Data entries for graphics
★ ★ ★ ★

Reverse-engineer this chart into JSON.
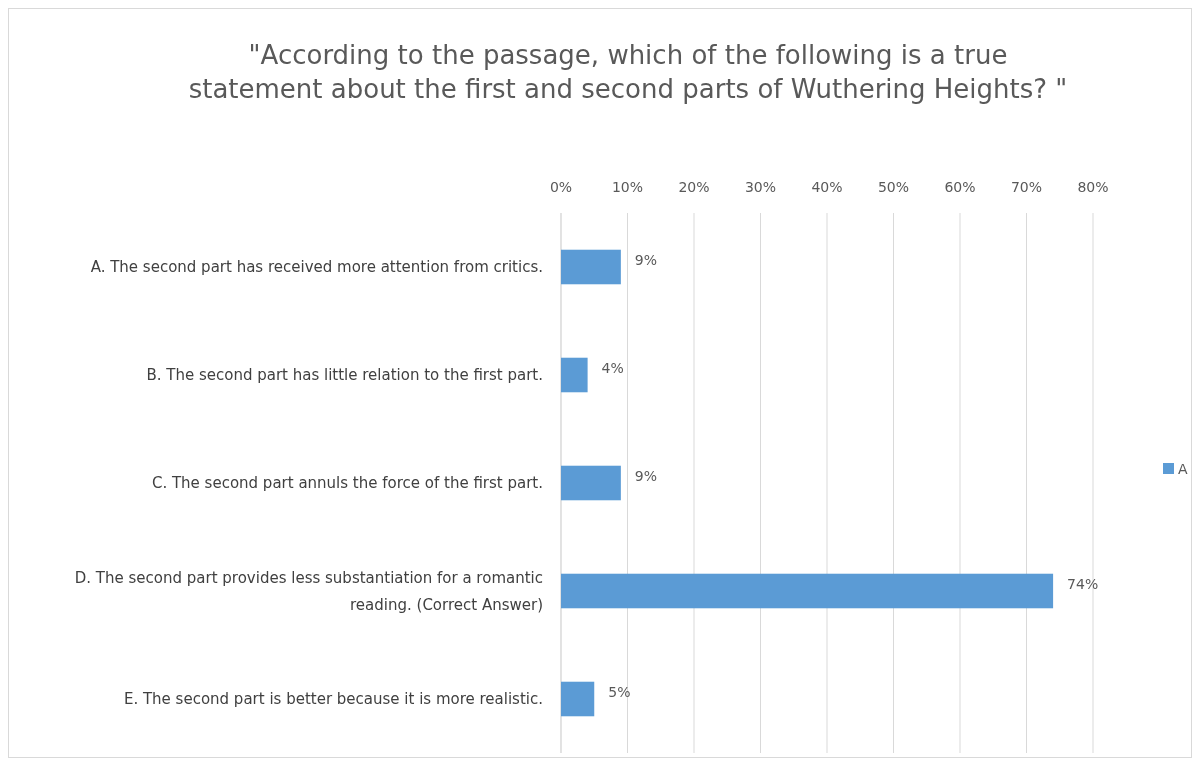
{
  "chart_data": {
    "type": "bar",
    "orientation": "horizontal",
    "title": "\"According to the passage, which of the following is a true statement about the first and second parts of Wuthering Heights? \"",
    "categories": [
      "A. The second part has received more attention from critics.",
      "B. The second part has little relation to the first part.",
      "C. The second part annuls the force of the first part.",
      "D. The second part provides less substantiation for a romantic reading. (Correct Answer)",
      "E. The second part is better because it is more realistic."
    ],
    "series": [
      {
        "name": "A",
        "color": "#5b9bd5",
        "values": [
          9,
          4,
          9,
          74,
          5
        ],
        "value_labels": [
          "9%",
          "4%",
          "9%",
          "74%",
          "5%"
        ]
      }
    ],
    "xlim": [
      0,
      80
    ],
    "xticks": [
      {
        "value": 0,
        "label": "0%"
      },
      {
        "value": 10,
        "label": "10%"
      },
      {
        "value": 20,
        "label": "20%"
      },
      {
        "value": 30,
        "label": "30%"
      },
      {
        "value": 40,
        "label": "40%"
      },
      {
        "value": 50,
        "label": "50%"
      },
      {
        "value": 60,
        "label": "60%"
      },
      {
        "value": 70,
        "label": "70%"
      },
      {
        "value": 80,
        "label": "80%"
      }
    ],
    "grid": "x",
    "legend": "right"
  }
}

★ ★ ★ ★

Prompt
Copy out all the records exactly, excluding pictures.

Answer for the task
Reverse-engineer this chart into JSON.
{
  "chart_data": {
    "type": "bar",
    "orientation": "horizontal",
    "title": "\"According to the passage, which of the following is a true statement about the first and second parts of Wuthering Heights? \"",
    "categories": [
      "A. The second part has received more attention from critics.",
      "B. The second part has little relation to the first part.",
      "C. The second part annuls the force of the first part.",
      "D. The second part provides less substantiation for a romantic reading. (Correct Answer)",
      "E. The second part is better because it is more realistic."
    ],
    "series": [
      {
        "name": "A",
        "color": "#5b9bd5",
        "values": [
          9,
          4,
          9,
          74,
          5
        ],
        "value_labels": [
          "9%",
          "4%",
          "9%",
          "74%",
          "5%"
        ]
      }
    ],
    "xlim": [
      0,
      80
    ],
    "xticks": [
      {
        "value": 0,
        "label": "0%"
      },
      {
        "value": 10,
        "label": "10%"
      },
      {
        "value": 20,
        "label": "20%"
      },
      {
        "value": 30,
        "label": "30%"
      },
      {
        "value": 40,
        "label": "40%"
      },
      {
        "value": 50,
        "label": "50%"
      },
      {
        "value": 60,
        "label": "60%"
      },
      {
        "value": 70,
        "label": "70%"
      },
      {
        "value": 80,
        "label": "80%"
      }
    ],
    "grid": "x",
    "legend": "right"
  }
}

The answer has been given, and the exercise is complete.